>> Begin Records to process
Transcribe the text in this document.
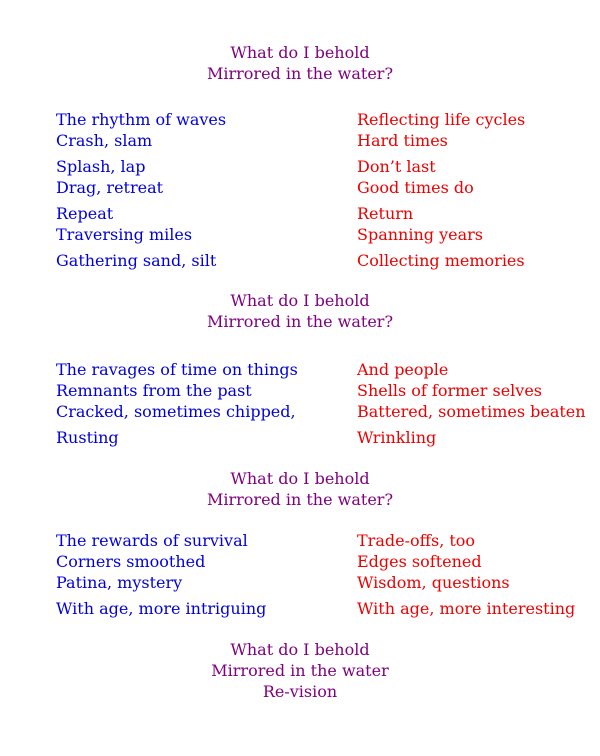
What do I behold
Mirrored in the water?
The rhythm of waves
Crash, slam
Splash, lap
Drag, retreat
Repeat
Traversing miles
Gathering sand, silt
Reflecting life cycles
Hard times
Don’t last
Good times do
Return
Spanning years
Collecting memories
What do I behold
Mirrored in the water?
The ravages of time on things
Remnants from the past
Cracked, sometimes chipped,
Rusting
And people
Shells of former selves
Battered, sometimes beaten
Wrinkling
What do I behold
Mirrored in the water?
The rewards of survival
Corners smoothed
Patina, mystery
With age, more intriguing
Trade-offs, too
Edges softened
Wisdom, questions
With age, more interesting
What do I behold
Mirrored in the water
Re-vision
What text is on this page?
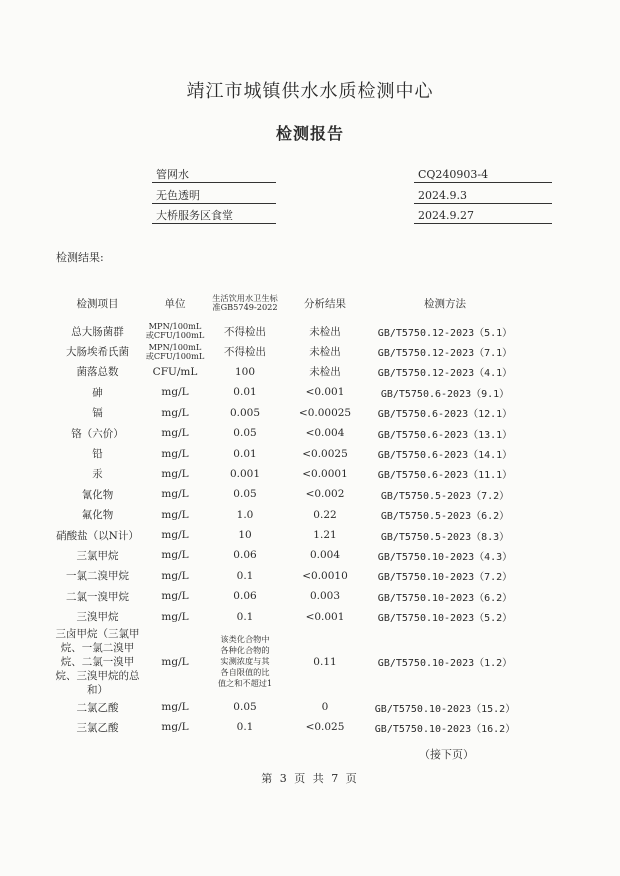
靖江市城镇供水水质检测中心
检测报告
管网水	CQ240903-4
无色透明	2024.9.3
大桥服务区食堂	2024.9.27
检测结果:
检测项目	单位	生活饮用水卫生标准GB5749-2022	分析结果	检测方法
总大肠菌群	MPN/100mL或CFU/100mL	不得检出	未检出	GB/T5750.12-2023（5.1）
大肠埃希氏菌	MPN/100mL或CFU/100mL	不得检出	未检出	GB/T5750.12-2023（7.1）
菌落总数	CFU/mL	100	未检出	GB/T5750.12-2023（4.1）
砷	mg/L	0.01	<0.001	GB/T5750.6-2023（9.1）
镉	mg/L	0.005	<0.00025	GB/T5750.6-2023（12.1）
铬（六价）	mg/L	0.05	<0.004	GB/T5750.6-2023（13.1）
铅	mg/L	0.01	<0.0025	GB/T5750.6-2023（14.1）
汞	mg/L	0.001	<0.0001	GB/T5750.6-2023（11.1）
氰化物	mg/L	0.05	<0.002	GB/T5750.5-2023（7.2）
氟化物	mg/L	1.0	0.22	GB/T5750.5-2023（6.2）
硝酸盐（以N计）	mg/L	10	1.21	GB/T5750.5-2023（8.3）
三氯甲烷	mg/L	0.06	0.004	GB/T5750.10-2023（4.3）
一氯二溴甲烷	mg/L	0.1	<0.0010	GB/T5750.10-2023（7.2）
二氯一溴甲烷	mg/L	0.06	0.003	GB/T5750.10-2023（6.2）
三溴甲烷	mg/L	0.1	<0.001	GB/T5750.10-2023（5.2）
三卤甲烷（三氯甲烷、一氯二溴甲烷、二氯一溴甲烷、三溴甲烷的总和）	mg/L	该类化合物中各种化合物的实测浓度与其各自限值的比值之和不超过1	0.11	GB/T5750.10-2023（1.2）
二氯乙酸	mg/L	0.05	0	GB/T5750.10-2023（15.2）
三氯乙酸	mg/L	0.1	<0.025	GB/T5750.10-2023（16.2）
（接下页）
第 3 页 共 7 页
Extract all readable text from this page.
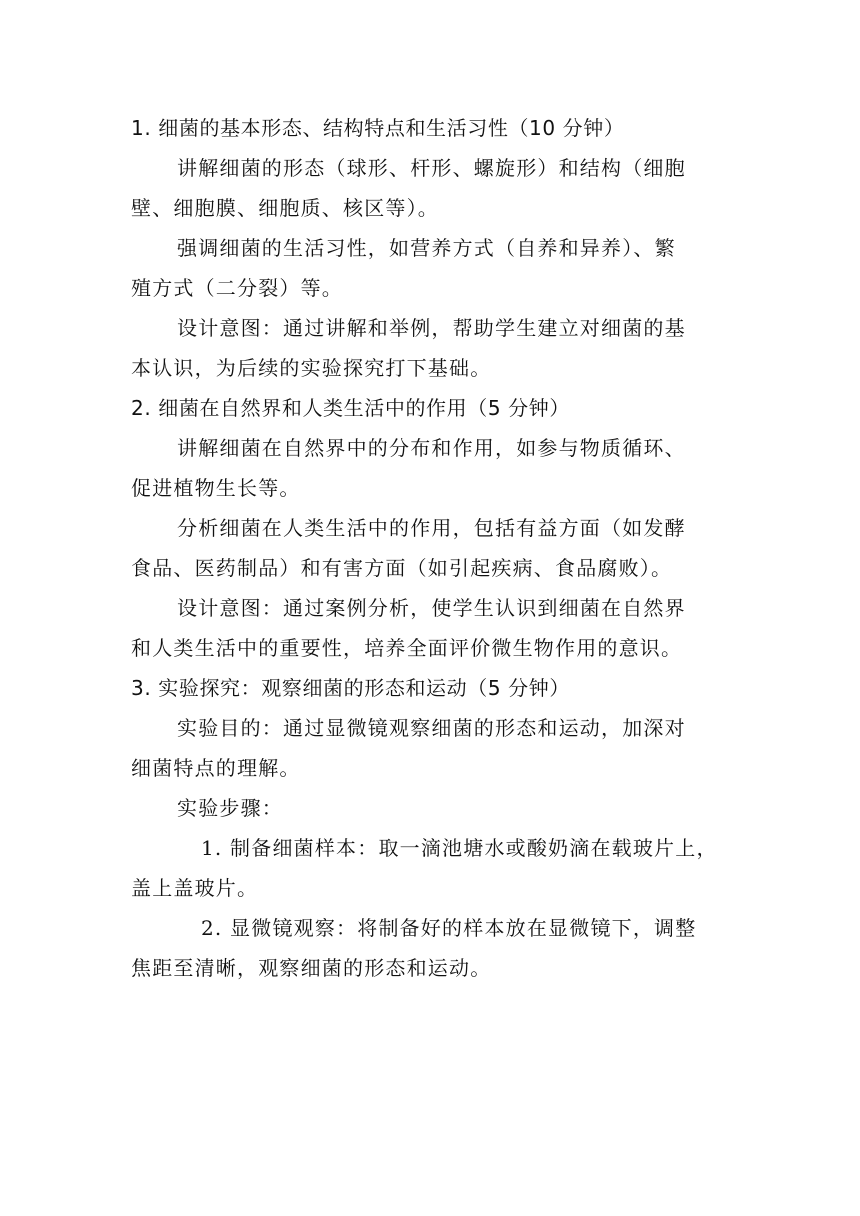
1. 细菌的基本形态、结构特点和生活习性（10 分钟）
讲解细菌的形态（球形、杆形、螺旋形）和结构（细胞
壁、细胞膜、细胞质、核区等）。
强调细菌的生活习性，如营养方式（自养和异养）、繁
殖方式（二分裂）等。
设计意图：通过讲解和举例，帮助学生建立对细菌的基
本认识，为后续的实验探究打下基础。
2. 细菌在自然界和人类生活中的作用（5 分钟）
讲解细菌在自然界中的分布和作用，如参与物质循环、
促进植物生长等。
分析细菌在人类生活中的作用，包括有益方面（如发酵
食品、医药制品）和有害方面（如引起疾病、食品腐败）。
设计意图：通过案例分析，使学生认识到细菌在自然界
和人类生活中的重要性，培养全面评价微生物作用的意识。
3. 实验探究：观察细菌的形态和运动（5 分钟）
实验目的：通过显微镜观察细菌的形态和运动，加深对
细菌特点的理解。
实验步骤：
1. 制备细菌样本：取一滴池塘水或酸奶滴在载玻片上，
盖上盖玻片。
2. 显微镜观察：将制备好的样本放在显微镜下，调整
焦距至清晰，观察细菌的形态和运动。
>> End Records to process
Only a number is needed: how many lines of the material above contain "text"?

▶ [Result]
3